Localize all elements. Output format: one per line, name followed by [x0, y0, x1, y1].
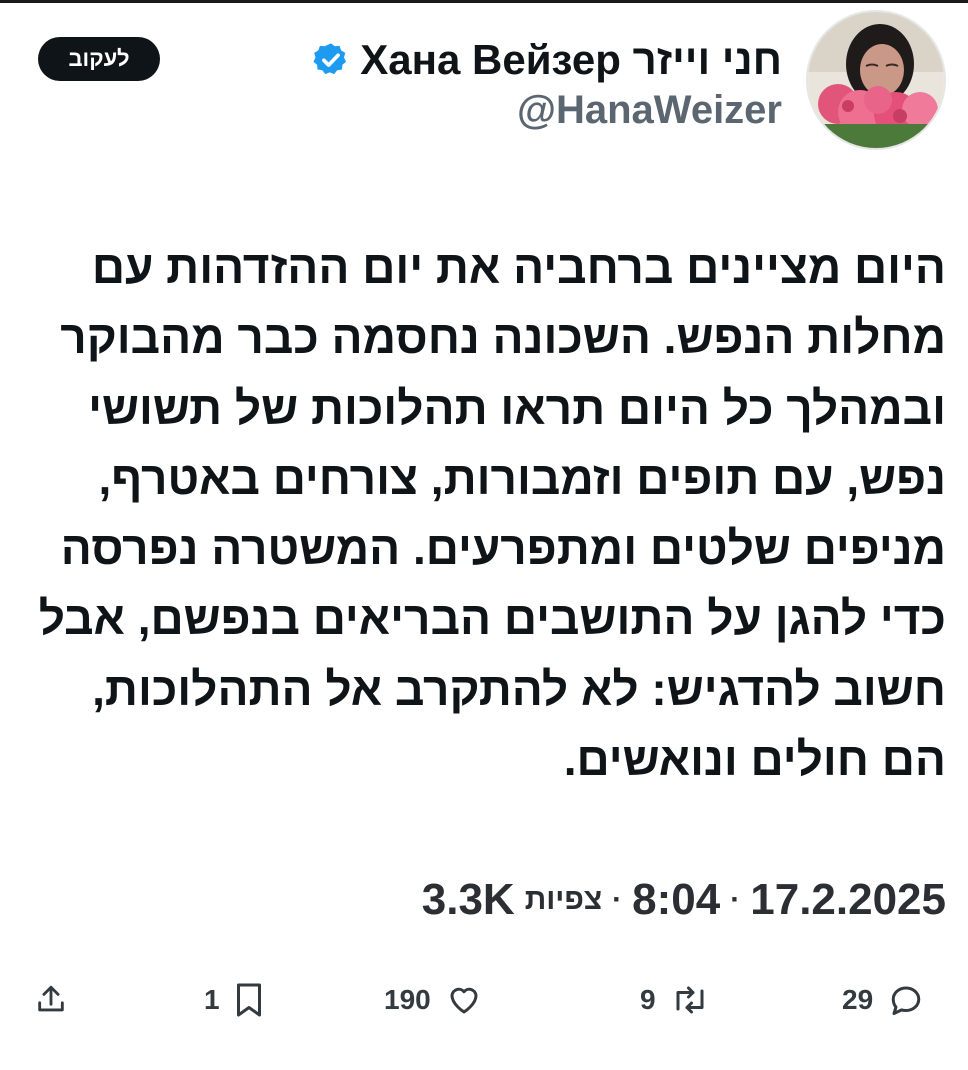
- bookmark-button[interactable]: 1: [204, 978, 264, 1022]
- meta-separator: ·: [612, 883, 623, 916]
- views-count[interactable]: 3.3K: [422, 875, 515, 925]
- avatar[interactable]: [806, 10, 946, 150]
- bookmark-count: 1: [204, 984, 220, 1015]
- reply-button[interactable]: 29: [842, 978, 925, 1022]
- display-name-row: Хана Вейзер חני וייזר: [312, 30, 782, 90]
- share-icon: [38, 985, 64, 1012]
- share-button[interactable]: [34, 978, 68, 1022]
- views-label: צפיות: [524, 883, 603, 916]
- action-bar: 1 190 9 29: [0, 970, 968, 1030]
- like-button[interactable]: 190: [384, 978, 483, 1022]
- tweet-meta: 3.3K צפיות · 8:04 · 17.2.2025: [422, 870, 946, 930]
- top-border: [0, 0, 968, 3]
- heart-icon: [450, 987, 478, 1014]
- user-handle[interactable]: @HanaWeizer: [517, 88, 782, 133]
- repost-button[interactable]: 9: [640, 978, 710, 1022]
- tweet-text: היום מציינים ברחביה את יום ההזדהות עם מח…: [25, 241, 946, 786]
- profile-photo-icon: [808, 12, 944, 148]
- display-name[interactable]: Хана Вейзер חני וייזר: [360, 36, 782, 84]
- meta-separator: ·: [730, 883, 741, 916]
- repost-icon: [676, 986, 704, 1014]
- follow-button[interactable]: לעקוב: [38, 37, 160, 81]
- repost-count: 9: [640, 984, 656, 1015]
- tweet-time[interactable]: 8:04: [632, 875, 720, 925]
- bookmark-icon: [236, 983, 261, 1017]
- reply-count: 29: [842, 984, 874, 1015]
- reply-icon: [891, 986, 921, 1015]
- like-count: 190: [384, 984, 431, 1015]
- tweet-date[interactable]: 17.2.2025: [750, 875, 946, 925]
- verified-badge-icon: [312, 41, 350, 79]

#### [Task instructions]
Reproduce the data word for word, beginning at the line that contains "- bookmark-button[interactable]: 1: [204, 978, 264, 1022]" and continuing through the end of the data.

#### [Response to the exercise]
- bookmark-button[interactable]: 1: [204, 978, 264, 1022]
- meta-separator: ·: [612, 883, 623, 916]
- views-count[interactable]: 3.3K: [422, 875, 515, 925]
- avatar[interactable]: [806, 10, 946, 150]
- bookmark-count: 1: [204, 984, 220, 1015]
- reply-button[interactable]: 29: [842, 978, 925, 1022]
- display-name-row: Хана Вейзер חני וייזר: [312, 30, 782, 90]
- share-icon: [38, 985, 64, 1012]
- share-button[interactable]: [34, 978, 68, 1022]
- views-label: צפיות: [524, 883, 603, 916]
- action-bar: 1 190 9 29: [0, 970, 968, 1030]
- like-button[interactable]: 190: [384, 978, 483, 1022]
- tweet-meta: 3.3K צפיות · 8:04 · 17.2.2025: [422, 870, 946, 930]
- top-border: [0, 0, 968, 3]
- heart-icon: [450, 987, 478, 1014]
- user-handle[interactable]: @HanaWeizer: [517, 88, 782, 133]
- repost-button[interactable]: 9: [640, 978, 710, 1022]
- tweet-text: היום מציינים ברחביה את יום ההזדהות עם מח…: [25, 241, 946, 786]
- profile-photo-icon: [808, 12, 944, 148]
- display-name[interactable]: Хана Вейзер חני וייזר: [360, 36, 782, 84]
- meta-separator: ·: [730, 883, 741, 916]
- repost-icon: [676, 986, 704, 1014]
- follow-button[interactable]: לעקוב: [38, 37, 160, 81]
- repost-count: 9: [640, 984, 656, 1015]
- tweet-time[interactable]: 8:04: [632, 875, 720, 925]
- bookmark-icon: [236, 983, 261, 1017]
- reply-count: 29: [842, 984, 874, 1015]
- reply-icon: [891, 986, 921, 1015]
- like-count: 190: [384, 984, 431, 1015]
- tweet-date[interactable]: 17.2.2025: [750, 875, 946, 925]
- verified-badge-icon: [312, 41, 350, 79]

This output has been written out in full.